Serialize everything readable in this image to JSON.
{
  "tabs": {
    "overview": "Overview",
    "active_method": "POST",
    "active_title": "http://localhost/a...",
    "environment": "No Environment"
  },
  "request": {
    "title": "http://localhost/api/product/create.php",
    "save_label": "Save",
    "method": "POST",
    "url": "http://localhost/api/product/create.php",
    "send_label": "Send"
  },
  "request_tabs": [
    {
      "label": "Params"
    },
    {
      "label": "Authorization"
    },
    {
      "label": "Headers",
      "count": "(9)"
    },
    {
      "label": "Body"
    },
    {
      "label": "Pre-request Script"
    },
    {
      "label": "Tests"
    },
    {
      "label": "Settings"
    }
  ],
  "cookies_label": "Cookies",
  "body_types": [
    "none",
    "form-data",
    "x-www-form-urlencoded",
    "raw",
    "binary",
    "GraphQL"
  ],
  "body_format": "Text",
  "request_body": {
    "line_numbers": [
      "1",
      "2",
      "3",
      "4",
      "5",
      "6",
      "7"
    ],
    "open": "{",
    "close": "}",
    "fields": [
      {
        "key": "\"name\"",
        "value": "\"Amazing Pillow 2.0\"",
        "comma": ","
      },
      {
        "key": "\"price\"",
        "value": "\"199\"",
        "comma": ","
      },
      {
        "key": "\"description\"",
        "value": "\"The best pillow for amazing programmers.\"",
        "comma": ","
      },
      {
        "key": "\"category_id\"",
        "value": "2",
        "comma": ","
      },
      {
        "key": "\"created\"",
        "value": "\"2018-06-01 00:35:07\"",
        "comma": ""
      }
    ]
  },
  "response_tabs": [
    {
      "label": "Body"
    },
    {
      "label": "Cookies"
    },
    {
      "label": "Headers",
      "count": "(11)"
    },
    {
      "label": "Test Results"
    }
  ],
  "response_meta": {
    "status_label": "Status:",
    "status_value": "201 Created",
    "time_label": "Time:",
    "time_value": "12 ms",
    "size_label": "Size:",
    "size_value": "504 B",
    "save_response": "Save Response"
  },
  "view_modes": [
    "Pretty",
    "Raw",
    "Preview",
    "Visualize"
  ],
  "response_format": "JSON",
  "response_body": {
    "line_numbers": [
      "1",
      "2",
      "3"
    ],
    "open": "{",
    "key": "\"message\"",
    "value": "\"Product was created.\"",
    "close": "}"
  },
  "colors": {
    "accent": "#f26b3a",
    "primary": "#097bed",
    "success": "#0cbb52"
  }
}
☆ ☆ ☆ ☆ ☆ ☆ ☆
## Work instructions
From the first line to the last, retype the data exactly.

## Solution to this task
Serialize everything readable in this image to JSON.
{
  "tabs": {
    "overview": "Overview",
    "active_method": "POST",
    "active_title": "http://localhost/a...",
    "environment": "No Environment"
  },
  "request": {
    "title": "http://localhost/api/product/create.php",
    "save_label": "Save",
    "method": "POST",
    "url": "http://localhost/api/product/create.php",
    "send_label": "Send"
  },
  "request_tabs": [
    {
      "label": "Params"
    },
    {
      "label": "Authorization"
    },
    {
      "label": "Headers",
      "count": "(9)"
    },
    {
      "label": "Body"
    },
    {
      "label": "Pre-request Script"
    },
    {
      "label": "Tests"
    },
    {
      "label": "Settings"
    }
  ],
  "cookies_label": "Cookies",
  "body_types": [
    "none",
    "form-data",
    "x-www-form-urlencoded",
    "raw",
    "binary",
    "GraphQL"
  ],
  "body_format": "Text",
  "request_body": {
    "line_numbers": [
      "1",
      "2",
      "3",
      "4",
      "5",
      "6",
      "7"
    ],
    "open": "{",
    "close": "}",
    "fields": [
      {
        "key": "\"name\"",
        "value": "\"Amazing Pillow 2.0\"",
        "comma": ","
      },
      {
        "key": "\"price\"",
        "value": "\"199\"",
        "comma": ","
      },
      {
        "key": "\"description\"",
        "value": "\"The best pillow for amazing programmers.\"",
        "comma": ","
      },
      {
        "key": "\"category_id\"",
        "value": "2",
        "comma": ","
      },
      {
        "key": "\"created\"",
        "value": "\"2018-06-01 00:35:07\"",
        "comma": ""
      }
    ]
  },
  "response_tabs": [
    {
      "label": "Body"
    },
    {
      "label": "Cookies"
    },
    {
      "label": "Headers",
      "count": "(11)"
    },
    {
      "label": "Test Results"
    }
  ],
  "response_meta": {
    "status_label": "Status:",
    "status_value": "201 Created",
    "time_label": "Time:",
    "time_value": "12 ms",
    "size_label": "Size:",
    "size_value": "504 B",
    "save_response": "Save Response"
  },
  "view_modes": [
    "Pretty",
    "Raw",
    "Preview",
    "Visualize"
  ],
  "response_format": "JSON",
  "response_body": {
    "line_numbers": [
      "1",
      "2",
      "3"
    ],
    "open": "{",
    "key": "\"message\"",
    "value": "\"Product was created.\"",
    "close": "}"
  },
  "colors": {
    "accent": "#f26b3a",
    "primary": "#097bed",
    "success": "#0cbb52"
  }
}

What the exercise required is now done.